THE REQUEST
Output all the data exactly. Pictures do not belong in the copy.

MATERIAL FOR THE TASK
/---

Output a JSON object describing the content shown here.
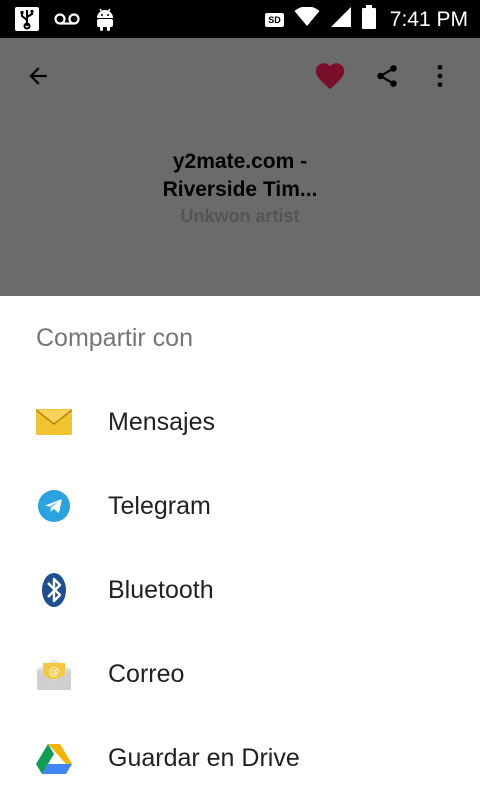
{
  "status_bar": {
    "left_icons": [
      "usb-icon",
      "voicemail-icon",
      "android-icon"
    ],
    "right_icons": [
      "sd-card-icon",
      "wifi-icon",
      "signal-icon",
      "battery-icon"
    ],
    "sd_label": "SD",
    "time": "7:41 PM"
  },
  "app": {
    "toolbar_icons": [
      "back-arrow-icon",
      "heart-icon",
      "share-icon",
      "more-vert-icon"
    ],
    "title_line1": "y2mate.com -",
    "title_line2": "Riverside Tim...",
    "artist": "Unkwon artist",
    "colors": {
      "scrim": "#6b6b6b",
      "heart": "#7a0f2c"
    }
  },
  "share_sheet": {
    "title": "Compartir con",
    "targets": [
      {
        "label": "Mensajes",
        "icon": "envelope-icon"
      },
      {
        "label": "Telegram",
        "icon": "telegram-icon"
      },
      {
        "label": "Bluetooth",
        "icon": "bluetooth-icon"
      },
      {
        "label": "Correo",
        "icon": "mail-icon"
      },
      {
        "label": "Guardar en Drive",
        "icon": "drive-icon"
      }
    ]
  }
}
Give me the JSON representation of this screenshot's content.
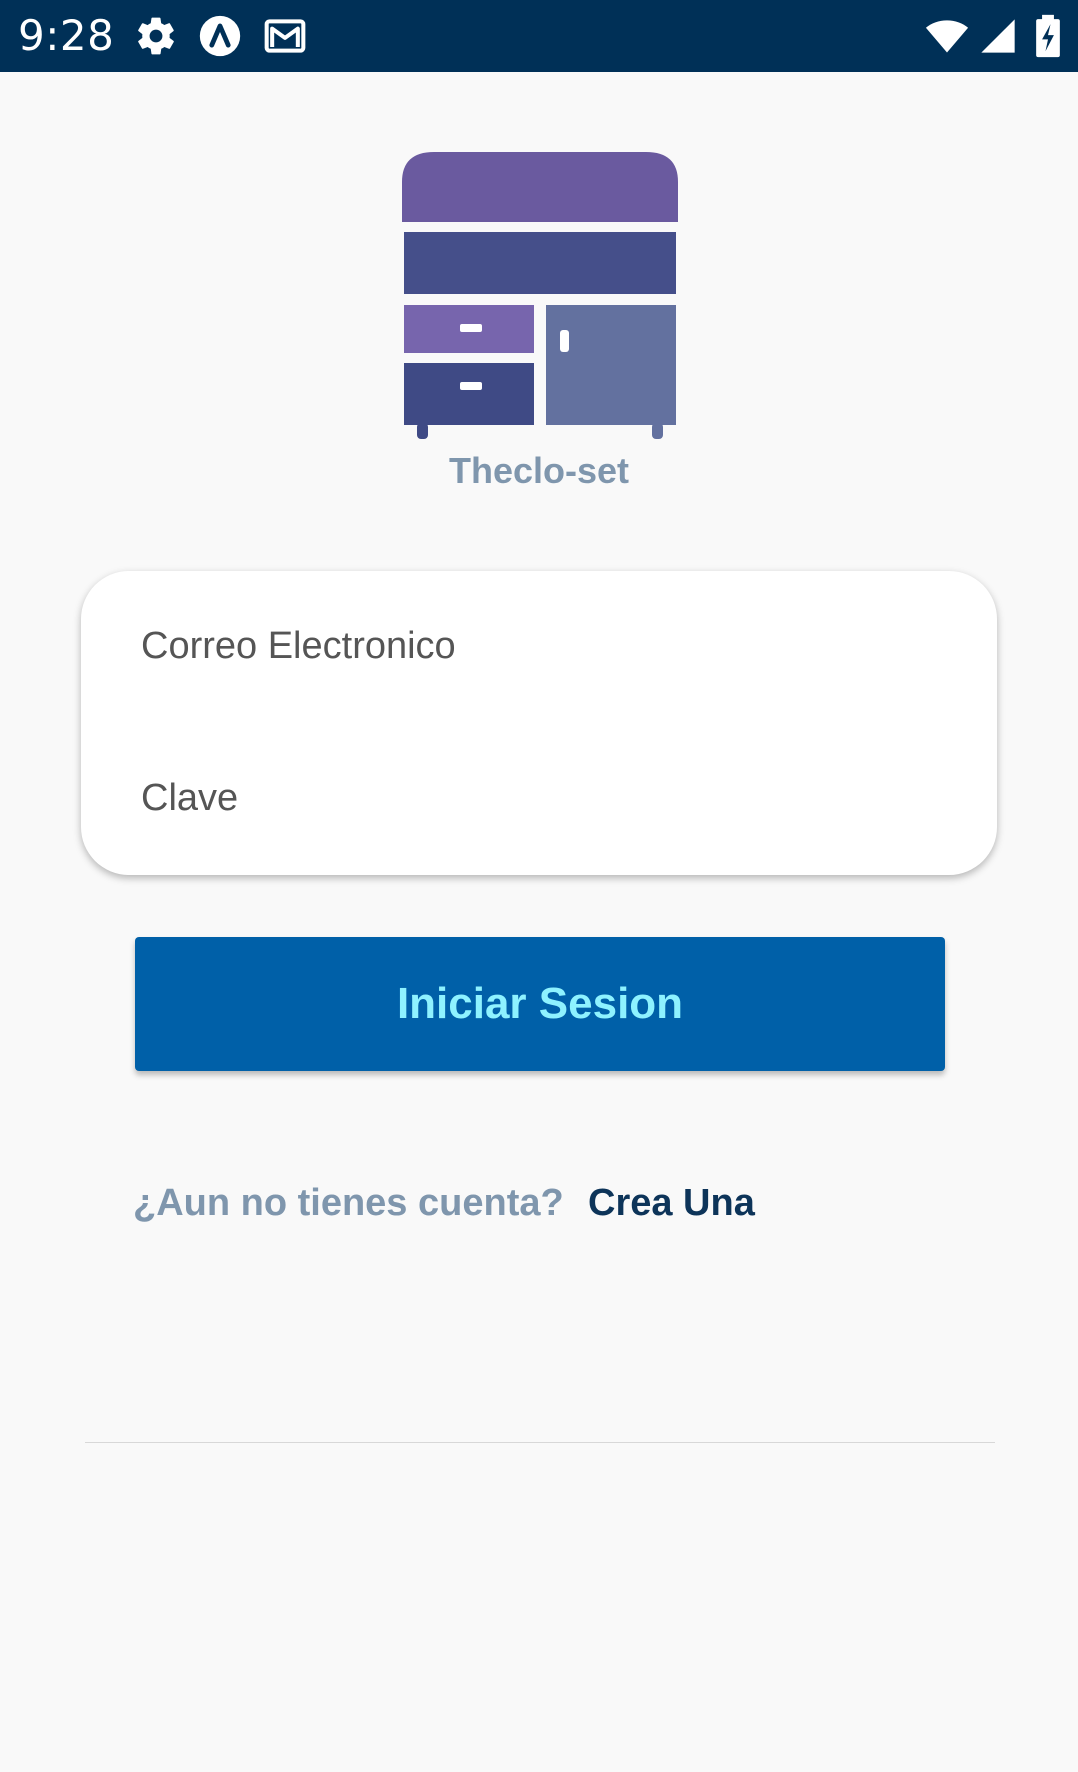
{
  "status_bar": {
    "time": "9:28",
    "icons": [
      "settings-gear-icon",
      "app-a-icon",
      "gmail-icon",
      "wifi-icon",
      "cell-signal-icon",
      "battery-charging-icon"
    ]
  },
  "logo": {
    "icon": "wardrobe-icon",
    "app_name": "Theclo-set"
  },
  "login_form": {
    "email_placeholder": "Correo Electronico",
    "email_value": "",
    "password_placeholder": "Clave",
    "password_value": ""
  },
  "login_button": {
    "label": "Iniciar Sesion"
  },
  "register": {
    "question": "¿Aun no tienes cuenta?",
    "link_label": "Crea Una"
  },
  "colors": {
    "status_bar": "#003057",
    "background": "#f9f9f9",
    "button": "#0060a8",
    "button_text": "#8ef2ff",
    "muted_text": "#7f96ad",
    "link_text": "#0d3459"
  }
}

\---

REPLY
Output a JSON object describing the content shown here.
{
  "status_bar": {
    "left_icons": [
      "usb-icon",
      "voicemail-icon",
      "android-icon"
    ],
    "right_icons": [
      "sd-card-icon",
      "wifi-icon",
      "signal-icon",
      "battery-icon"
    ],
    "sd_label": "SD",
    "time": "7:41 PM"
  },
  "app": {
    "toolbar_icons": [
      "back-arrow-icon",
      "heart-icon",
      "share-icon",
      "more-vert-icon"
    ],
    "title_line1": "y2mate.com -",
    "title_line2": "Riverside Tim...",
    "artist": "Unkwon artist",
    "colors": {
      "scrim": "#6b6b6b",
      "heart": "#7a0f2c"
    }
  },
  "share_sheet": {
    "title": "Compartir con",
    "targets": [
      {
        "label": "Mensajes",
        "icon": "envelope-icon"
      },
      {
        "label": "Telegram",
        "icon": "telegram-icon"
      },
      {
        "label": "Bluetooth",
        "icon": "bluetooth-icon"
      },
      {
        "label": "Correo",
        "icon": "mail-icon"
      },
      {
        "label": "Guardar en Drive",
        "icon": "drive-icon"
      }
    ]
  }
}
Give me the JSON representation of this screenshot's content.
{
  "status_bar": {
    "time": "9:28",
    "icons": [
      "settings-gear-icon",
      "app-a-icon",
      "gmail-icon",
      "wifi-icon",
      "cell-signal-icon",
      "battery-charging-icon"
    ]
  },
  "logo": {
    "icon": "wardrobe-icon",
    "app_name": "Theclo-set"
  },
  "login_form": {
    "email_placeholder": "Correo Electronico",
    "email_value": "",
    "password_placeholder": "Clave",
    "password_value": ""
  },
  "login_button": {
    "label": "Iniciar Sesion"
  },
  "register": {
    "question": "¿Aun no tienes cuenta?",
    "link_label": "Crea Una"
  },
  "colors": {
    "status_bar": "#003057",
    "background": "#f9f9f9",
    "button": "#0060a8",
    "button_text": "#8ef2ff",
    "muted_text": "#7f96ad",
    "link_text": "#0d3459"
  }
}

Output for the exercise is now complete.